(Rows from a figure dataset)
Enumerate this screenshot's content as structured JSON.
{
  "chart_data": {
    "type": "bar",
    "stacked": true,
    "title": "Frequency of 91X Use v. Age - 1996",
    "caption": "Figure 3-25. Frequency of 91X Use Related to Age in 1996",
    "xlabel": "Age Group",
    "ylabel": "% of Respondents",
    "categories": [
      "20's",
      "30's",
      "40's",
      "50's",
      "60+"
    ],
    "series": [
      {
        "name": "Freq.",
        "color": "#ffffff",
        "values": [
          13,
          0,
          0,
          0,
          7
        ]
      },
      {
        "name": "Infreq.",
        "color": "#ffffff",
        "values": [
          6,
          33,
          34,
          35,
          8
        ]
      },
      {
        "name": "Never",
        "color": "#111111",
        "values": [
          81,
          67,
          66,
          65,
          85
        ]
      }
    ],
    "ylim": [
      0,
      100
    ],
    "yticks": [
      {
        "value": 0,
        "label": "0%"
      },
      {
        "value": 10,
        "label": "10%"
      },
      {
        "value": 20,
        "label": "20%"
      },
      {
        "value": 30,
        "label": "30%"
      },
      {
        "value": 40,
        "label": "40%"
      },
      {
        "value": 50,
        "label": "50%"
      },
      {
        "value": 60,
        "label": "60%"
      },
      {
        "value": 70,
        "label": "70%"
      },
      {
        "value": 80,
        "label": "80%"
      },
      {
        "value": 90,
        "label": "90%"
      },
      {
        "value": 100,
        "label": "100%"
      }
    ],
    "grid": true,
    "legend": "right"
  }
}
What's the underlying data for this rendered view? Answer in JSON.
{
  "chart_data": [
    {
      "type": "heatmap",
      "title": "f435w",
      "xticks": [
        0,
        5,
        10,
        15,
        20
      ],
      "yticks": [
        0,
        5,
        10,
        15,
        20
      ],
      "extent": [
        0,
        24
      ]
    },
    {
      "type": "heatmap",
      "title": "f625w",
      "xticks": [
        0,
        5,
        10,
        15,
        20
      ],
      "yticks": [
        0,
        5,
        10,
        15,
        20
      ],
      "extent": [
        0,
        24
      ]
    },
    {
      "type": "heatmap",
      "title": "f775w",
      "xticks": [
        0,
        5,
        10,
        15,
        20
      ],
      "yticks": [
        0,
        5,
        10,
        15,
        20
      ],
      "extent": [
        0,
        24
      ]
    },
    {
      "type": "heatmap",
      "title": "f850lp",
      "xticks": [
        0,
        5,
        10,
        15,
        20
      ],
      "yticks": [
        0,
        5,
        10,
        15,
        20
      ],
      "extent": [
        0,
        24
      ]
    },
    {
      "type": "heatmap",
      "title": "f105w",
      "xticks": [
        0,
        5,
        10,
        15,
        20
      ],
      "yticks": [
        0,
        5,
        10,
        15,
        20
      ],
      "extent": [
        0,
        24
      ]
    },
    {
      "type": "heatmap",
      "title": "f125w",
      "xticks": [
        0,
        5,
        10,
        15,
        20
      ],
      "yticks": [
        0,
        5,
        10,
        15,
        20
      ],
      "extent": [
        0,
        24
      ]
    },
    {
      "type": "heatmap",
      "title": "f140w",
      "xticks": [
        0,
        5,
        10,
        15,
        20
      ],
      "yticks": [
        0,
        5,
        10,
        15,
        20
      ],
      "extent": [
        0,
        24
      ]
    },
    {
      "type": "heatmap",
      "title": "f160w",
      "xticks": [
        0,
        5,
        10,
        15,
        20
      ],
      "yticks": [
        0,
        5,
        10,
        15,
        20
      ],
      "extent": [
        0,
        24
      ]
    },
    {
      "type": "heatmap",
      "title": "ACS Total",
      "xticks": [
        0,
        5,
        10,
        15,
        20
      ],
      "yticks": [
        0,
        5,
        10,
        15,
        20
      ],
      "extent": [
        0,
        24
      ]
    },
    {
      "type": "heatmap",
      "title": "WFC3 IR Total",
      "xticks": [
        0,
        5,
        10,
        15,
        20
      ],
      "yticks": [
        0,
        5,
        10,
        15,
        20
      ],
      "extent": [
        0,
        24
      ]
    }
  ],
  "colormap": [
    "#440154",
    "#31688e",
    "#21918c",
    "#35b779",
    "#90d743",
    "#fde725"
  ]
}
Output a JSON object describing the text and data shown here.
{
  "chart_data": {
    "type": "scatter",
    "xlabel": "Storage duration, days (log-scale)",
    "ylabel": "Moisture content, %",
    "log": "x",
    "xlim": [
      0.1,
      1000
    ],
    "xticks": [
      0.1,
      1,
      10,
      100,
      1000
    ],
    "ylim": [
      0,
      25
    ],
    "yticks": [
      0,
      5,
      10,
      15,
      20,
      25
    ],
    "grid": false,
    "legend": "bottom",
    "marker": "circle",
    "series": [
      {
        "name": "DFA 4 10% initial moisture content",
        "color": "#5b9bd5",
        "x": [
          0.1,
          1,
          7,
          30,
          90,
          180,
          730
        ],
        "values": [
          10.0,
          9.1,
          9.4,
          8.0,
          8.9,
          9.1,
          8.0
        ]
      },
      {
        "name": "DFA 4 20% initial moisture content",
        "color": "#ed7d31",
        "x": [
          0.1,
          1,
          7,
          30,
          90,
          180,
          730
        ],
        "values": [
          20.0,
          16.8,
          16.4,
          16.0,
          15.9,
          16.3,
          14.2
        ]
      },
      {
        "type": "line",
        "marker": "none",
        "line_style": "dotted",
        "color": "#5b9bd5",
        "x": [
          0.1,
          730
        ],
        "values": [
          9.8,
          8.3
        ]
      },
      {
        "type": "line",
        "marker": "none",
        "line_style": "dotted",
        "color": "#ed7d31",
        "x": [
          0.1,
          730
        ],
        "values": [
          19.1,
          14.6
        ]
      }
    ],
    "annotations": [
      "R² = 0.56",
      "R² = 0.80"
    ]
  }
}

▸ **The problem**
Which lines hold the word "initial"? Show each one.

▸ **Answer to this problem**
        "name": "DFA 4 10% initial moisture content",
        "name": "DFA 4 20% initial moisture content",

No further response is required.